[Start of DATA SUPPLIED]

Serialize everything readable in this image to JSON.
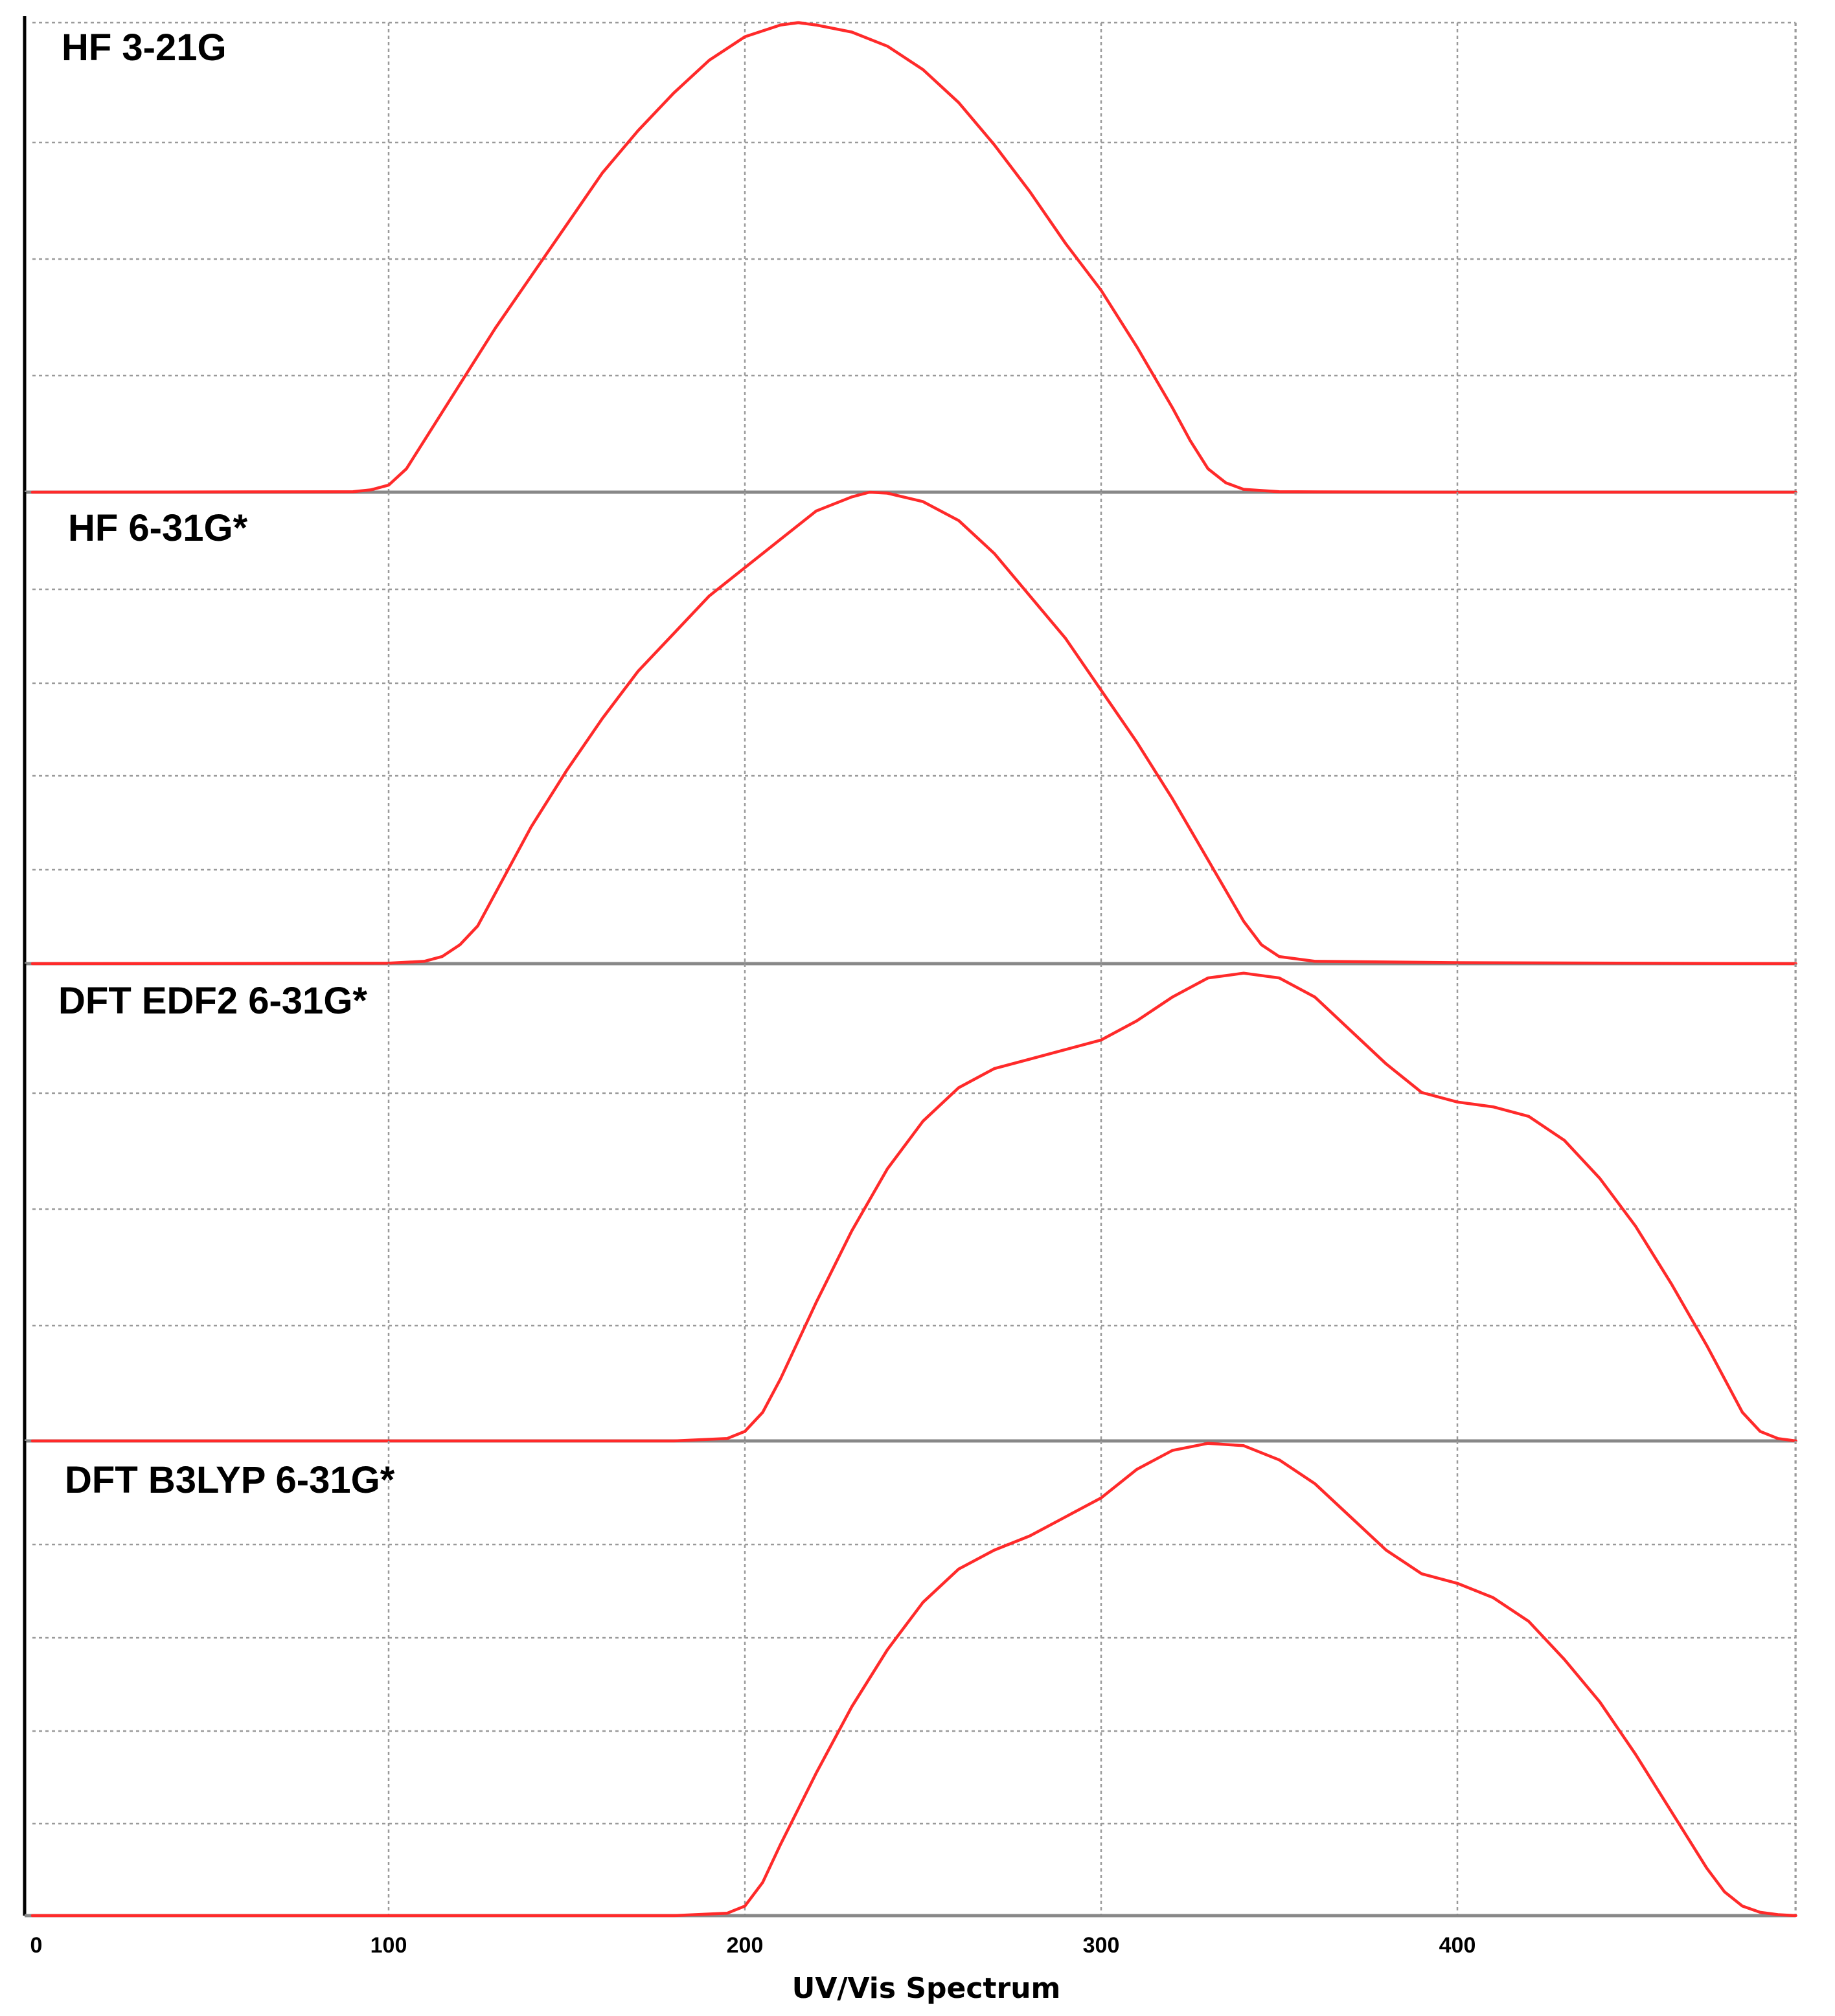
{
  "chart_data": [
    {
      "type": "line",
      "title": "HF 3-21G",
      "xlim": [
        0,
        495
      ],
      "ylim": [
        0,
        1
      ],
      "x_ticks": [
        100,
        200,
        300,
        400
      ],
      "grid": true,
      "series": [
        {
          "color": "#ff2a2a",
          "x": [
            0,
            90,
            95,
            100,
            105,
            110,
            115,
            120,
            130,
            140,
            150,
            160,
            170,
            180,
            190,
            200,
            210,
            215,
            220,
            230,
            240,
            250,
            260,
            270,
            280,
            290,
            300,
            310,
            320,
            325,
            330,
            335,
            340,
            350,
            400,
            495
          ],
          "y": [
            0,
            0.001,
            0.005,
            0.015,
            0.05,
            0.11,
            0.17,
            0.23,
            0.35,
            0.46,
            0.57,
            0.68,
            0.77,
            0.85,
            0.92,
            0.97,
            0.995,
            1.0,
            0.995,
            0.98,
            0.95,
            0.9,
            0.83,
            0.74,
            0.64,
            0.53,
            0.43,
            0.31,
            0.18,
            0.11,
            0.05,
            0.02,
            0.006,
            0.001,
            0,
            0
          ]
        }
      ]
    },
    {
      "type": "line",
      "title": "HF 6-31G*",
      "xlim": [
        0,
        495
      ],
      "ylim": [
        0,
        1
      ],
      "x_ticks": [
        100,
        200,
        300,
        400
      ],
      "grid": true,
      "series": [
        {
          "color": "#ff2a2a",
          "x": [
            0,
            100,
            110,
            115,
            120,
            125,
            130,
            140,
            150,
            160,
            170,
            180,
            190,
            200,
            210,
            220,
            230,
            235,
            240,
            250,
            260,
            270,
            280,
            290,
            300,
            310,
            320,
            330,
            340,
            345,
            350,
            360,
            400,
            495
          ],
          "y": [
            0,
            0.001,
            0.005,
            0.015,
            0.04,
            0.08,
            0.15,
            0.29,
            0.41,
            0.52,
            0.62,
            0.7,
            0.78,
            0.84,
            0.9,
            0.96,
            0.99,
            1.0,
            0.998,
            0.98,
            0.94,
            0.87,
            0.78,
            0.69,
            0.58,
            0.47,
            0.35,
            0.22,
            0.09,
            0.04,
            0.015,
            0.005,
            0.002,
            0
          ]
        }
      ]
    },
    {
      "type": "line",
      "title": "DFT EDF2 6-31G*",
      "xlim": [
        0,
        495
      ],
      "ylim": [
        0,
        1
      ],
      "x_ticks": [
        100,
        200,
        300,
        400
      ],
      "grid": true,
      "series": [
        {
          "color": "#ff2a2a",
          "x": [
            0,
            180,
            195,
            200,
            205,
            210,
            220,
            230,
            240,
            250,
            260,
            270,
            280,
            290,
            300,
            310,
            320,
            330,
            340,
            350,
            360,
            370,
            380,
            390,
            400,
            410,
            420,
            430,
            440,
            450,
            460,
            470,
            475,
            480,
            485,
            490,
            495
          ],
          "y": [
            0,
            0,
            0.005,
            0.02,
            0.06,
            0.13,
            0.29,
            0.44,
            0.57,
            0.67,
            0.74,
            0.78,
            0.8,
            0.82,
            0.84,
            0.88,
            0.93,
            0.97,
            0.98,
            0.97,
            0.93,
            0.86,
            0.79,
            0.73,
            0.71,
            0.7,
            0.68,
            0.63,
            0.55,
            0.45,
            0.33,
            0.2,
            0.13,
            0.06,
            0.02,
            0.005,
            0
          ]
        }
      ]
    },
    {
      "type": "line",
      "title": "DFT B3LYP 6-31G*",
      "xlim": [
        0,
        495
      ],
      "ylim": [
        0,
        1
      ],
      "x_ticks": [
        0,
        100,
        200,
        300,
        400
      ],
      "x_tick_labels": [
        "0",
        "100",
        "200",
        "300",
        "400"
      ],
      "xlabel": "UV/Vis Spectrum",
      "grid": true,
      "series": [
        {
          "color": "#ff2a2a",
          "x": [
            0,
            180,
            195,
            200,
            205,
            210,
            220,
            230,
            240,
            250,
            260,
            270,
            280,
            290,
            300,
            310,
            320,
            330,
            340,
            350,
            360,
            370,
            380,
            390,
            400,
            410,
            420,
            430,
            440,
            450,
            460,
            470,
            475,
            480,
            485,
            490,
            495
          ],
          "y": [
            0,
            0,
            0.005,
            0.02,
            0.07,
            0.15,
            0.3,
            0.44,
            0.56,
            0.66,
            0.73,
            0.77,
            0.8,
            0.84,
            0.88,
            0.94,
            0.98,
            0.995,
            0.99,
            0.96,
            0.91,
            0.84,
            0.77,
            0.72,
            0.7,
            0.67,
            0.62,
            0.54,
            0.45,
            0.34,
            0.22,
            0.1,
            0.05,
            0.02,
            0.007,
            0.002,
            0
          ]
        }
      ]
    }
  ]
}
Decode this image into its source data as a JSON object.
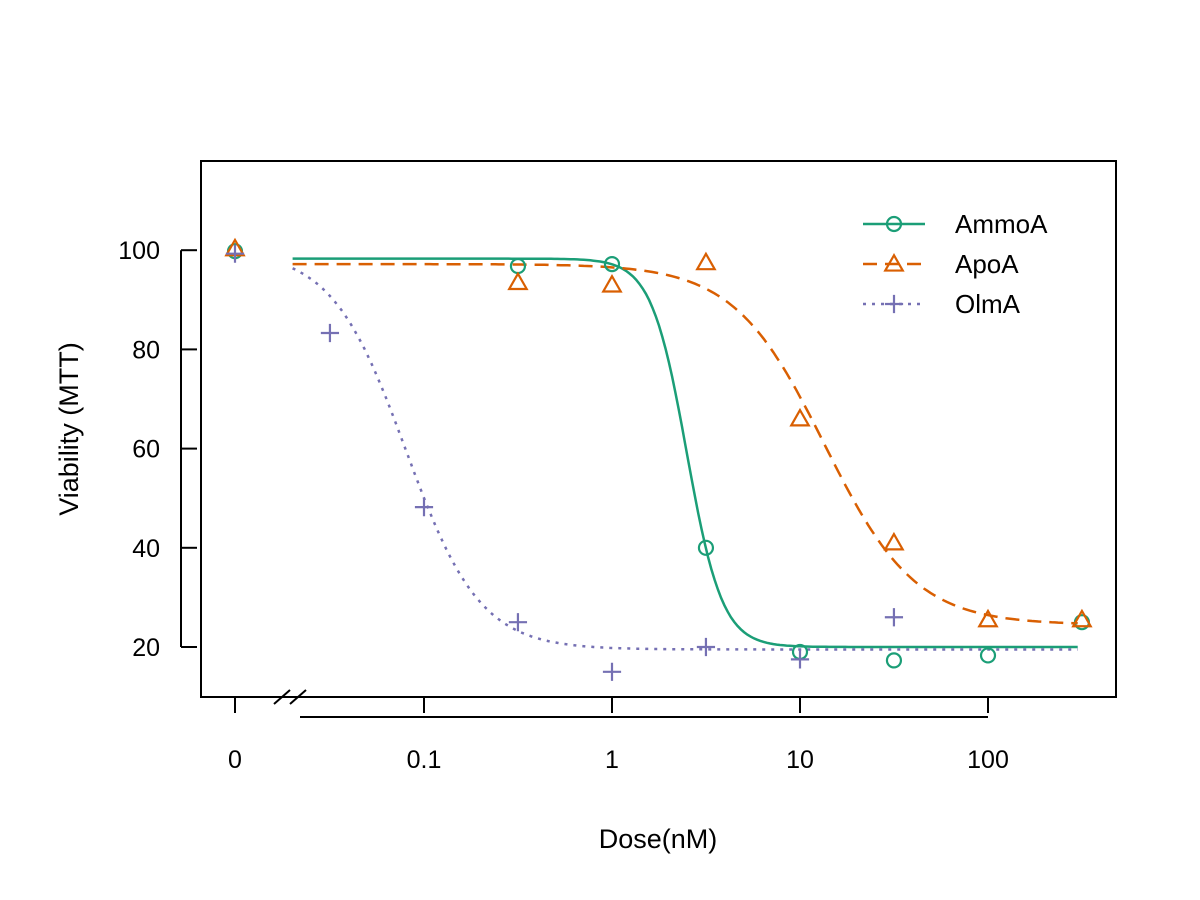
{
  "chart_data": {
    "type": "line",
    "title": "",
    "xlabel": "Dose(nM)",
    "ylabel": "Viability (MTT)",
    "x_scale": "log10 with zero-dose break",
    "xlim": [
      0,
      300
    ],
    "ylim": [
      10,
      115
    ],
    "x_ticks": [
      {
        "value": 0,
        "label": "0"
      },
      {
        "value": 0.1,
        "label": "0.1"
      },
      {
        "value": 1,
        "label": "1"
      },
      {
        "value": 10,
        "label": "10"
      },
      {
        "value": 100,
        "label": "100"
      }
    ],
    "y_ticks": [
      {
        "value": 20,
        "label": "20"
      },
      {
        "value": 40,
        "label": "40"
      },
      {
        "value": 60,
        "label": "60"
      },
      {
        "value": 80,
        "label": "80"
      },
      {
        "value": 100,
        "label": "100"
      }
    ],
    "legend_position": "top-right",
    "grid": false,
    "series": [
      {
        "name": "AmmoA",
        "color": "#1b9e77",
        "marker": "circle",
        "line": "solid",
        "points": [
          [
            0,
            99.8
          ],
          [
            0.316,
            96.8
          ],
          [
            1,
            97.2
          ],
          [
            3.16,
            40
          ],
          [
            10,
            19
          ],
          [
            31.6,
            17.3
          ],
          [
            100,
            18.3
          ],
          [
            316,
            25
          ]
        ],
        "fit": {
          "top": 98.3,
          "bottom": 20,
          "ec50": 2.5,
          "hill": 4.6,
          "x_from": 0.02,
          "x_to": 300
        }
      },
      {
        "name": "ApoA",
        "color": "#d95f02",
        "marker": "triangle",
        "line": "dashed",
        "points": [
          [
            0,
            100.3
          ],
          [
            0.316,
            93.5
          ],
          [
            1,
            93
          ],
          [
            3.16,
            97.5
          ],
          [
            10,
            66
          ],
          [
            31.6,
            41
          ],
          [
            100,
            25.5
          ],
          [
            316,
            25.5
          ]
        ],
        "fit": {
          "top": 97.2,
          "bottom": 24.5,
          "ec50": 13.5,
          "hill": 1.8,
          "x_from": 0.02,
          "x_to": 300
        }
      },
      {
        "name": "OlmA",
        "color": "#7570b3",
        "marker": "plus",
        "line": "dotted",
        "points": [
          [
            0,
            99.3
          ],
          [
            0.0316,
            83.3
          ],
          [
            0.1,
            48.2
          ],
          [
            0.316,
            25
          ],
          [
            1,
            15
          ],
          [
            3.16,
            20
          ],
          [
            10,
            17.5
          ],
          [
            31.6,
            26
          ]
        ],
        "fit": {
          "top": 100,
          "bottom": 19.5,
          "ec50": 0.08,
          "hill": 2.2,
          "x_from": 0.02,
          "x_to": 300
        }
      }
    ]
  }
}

[End of DATA SUPPLIED]

PROBLEM DESCRIPTION –
From the entries above, copy out every line where the string "this" appears.

FINAL RESULT –
Serialize everything readable in this image to JSON.
Decode this image into its source data as a JSON object.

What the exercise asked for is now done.